Data entries:
++++++

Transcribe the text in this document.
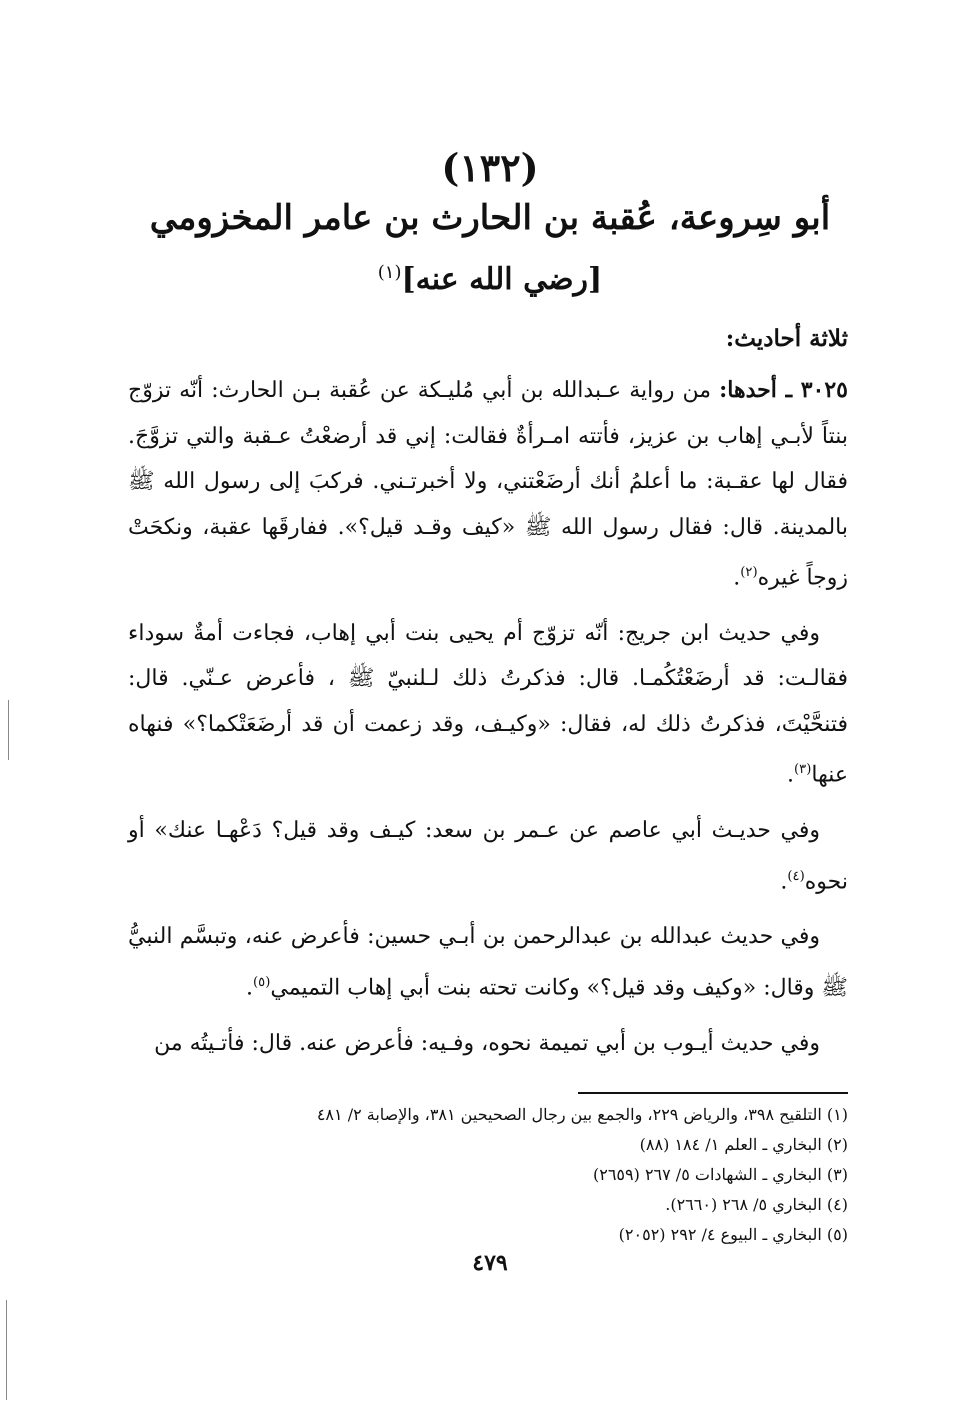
(١٣٢)
أبو سِروعة، عُقبة بن الحارث بن عامر المخزومي
[رضي الله عنه]$^{(١)}$
ثلاثة أحاديث:

٣٠٢٥ ـ أحدها: من رواية عـبدالله بن أبي مُليـكة عن عُقبة بـن الحارث: أنّه تزوّج بنتاً لأبـي إهاب بن عزيز، فأتته امـرأةٌ فقالت: إني قد أرضعْتُ عـقبة والتي تزوَّجَ. فقال لها عقـبة: ما أعلمُ أنك أرضَعْتني، ولا أخبرتـني. فركبَ إلى رسول الله ﷺ بالمدينة. قال: فقال رسول الله ﷺ «كيف وقـد قيل؟». ففارقَها عقبة، ونكحَتْ زوجاً غيره$^{(٢)}$.

وفي حديث ابن جريج: أنّه تزوّج أم يحيى بنت أبي إهاب، فجاءت أمةٌ سوداء فقالـت: قد أرضَعْتُكُمـا. قال: فذكرتُ ذلك لـلنبيّ ﷺ ، فأعرض عـنّي. قال: فتنحَّيْتَ، فذكرتُ ذلك له، فقال: «وكيـف، وقد زعمت أن قد أرضَعَتْكما؟» فنهاه عنها$^{(٣)}$.

وفي حديـث أبي عاصم عن عـمر بن سعد: كيـف وقد قيل؟ دَعْهـا عنك» أو نحوه$^{(٤)}$.

وفي حديث عبدالله بن عبدالرحمن بن أبـي حسين: فأعرض عنه، وتبسَّم النبيُّ ﷺ وقال: «وكيف وقد قيل؟» وكانت تحته بنت أبي إهاب التميمي$^{(٥)}$.

وفي حديث أيـوب بن أبي تميمة نحوه، وفـيه: فأعرض عنه. قال: فأتـيتُه من

(١) التلقيح ٣٩٨، والرياض ٢٢٩، والجمع بين رجال الصحيحين ٣٨١، والإصابة ٢/ ٤٨١
(٢) البخاري ـ العلم ١/ ١٨٤ (٨٨)
(٣) البخاري ـ الشهادات ٥/ ٢٦٧ (٢٦٥٩)
(٤) البخاري ٥/ ٢٦٨ (٢٦٦٠).
(٥) البخاري ـ البيوع ٤/ ٢٩٢ (٢٠٥٢)
٤٧٩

++++++

Every entry must be reproduced exactly, with the images left out.

* [FINISHED ANSWER]:
Transcribe the text in this document.
(١٣٢)
أبو سِروعة، عُقبة بن الحارث بن عامر المخزومي
[رضي الله عنه]$^{(١)}$
ثلاثة أحاديث:

٣٠٢٥ ـ أحدها: من رواية عـبدالله بن أبي مُليـكة عن عُقبة بـن الحارث: أنّه تزوّج بنتاً لأبـي إهاب بن عزيز، فأتته امـرأةٌ فقالت: إني قد أرضعْتُ عـقبة والتي تزوَّجَ. فقال لها عقـبة: ما أعلمُ أنك أرضَعْتني، ولا أخبرتـني. فركبَ إلى رسول الله ﷺ بالمدينة. قال: فقال رسول الله ﷺ «كيف وقـد قيل؟». ففارقَها عقبة، ونكحَتْ زوجاً غيره$^{(٢)}$.

وفي حديث ابن جريج: أنّه تزوّج أم يحيى بنت أبي إهاب، فجاءت أمةٌ سوداء فقالـت: قد أرضَعْتُكُمـا. قال: فذكرتُ ذلك لـلنبيّ ﷺ ، فأعرض عـنّي. قال: فتنحَّيْتَ، فذكرتُ ذلك له، فقال: «وكيـف، وقد زعمت أن قد أرضَعَتْكما؟» فنهاه عنها$^{(٣)}$.

وفي حديـث أبي عاصم عن عـمر بن سعد: كيـف وقد قيل؟ دَعْهـا عنك» أو نحوه$^{(٤)}$.

وفي حديث عبدالله بن عبدالرحمن بن أبـي حسين: فأعرض عنه، وتبسَّم النبيُّ ﷺ وقال: «وكيف وقد قيل؟» وكانت تحته بنت أبي إهاب التميمي$^{(٥)}$.

وفي حديث أيـوب بن أبي تميمة نحوه، وفـيه: فأعرض عنه. قال: فأتـيتُه من

(١) التلقيح ٣٩٨، والرياض ٢٢٩، والجمع بين رجال الصحيحين ٣٨١، والإصابة ٢/ ٤٨١
(٢) البخاري ـ العلم ١/ ١٨٤ (٨٨)
(٣) البخاري ـ الشهادات ٥/ ٢٦٧ (٢٦٥٩)
(٤) البخاري ٥/ ٢٦٨ (٢٦٦٠).
(٥) البخاري ـ البيوع ٤/ ٢٩٢ (٢٠٥٢)
٤٧٩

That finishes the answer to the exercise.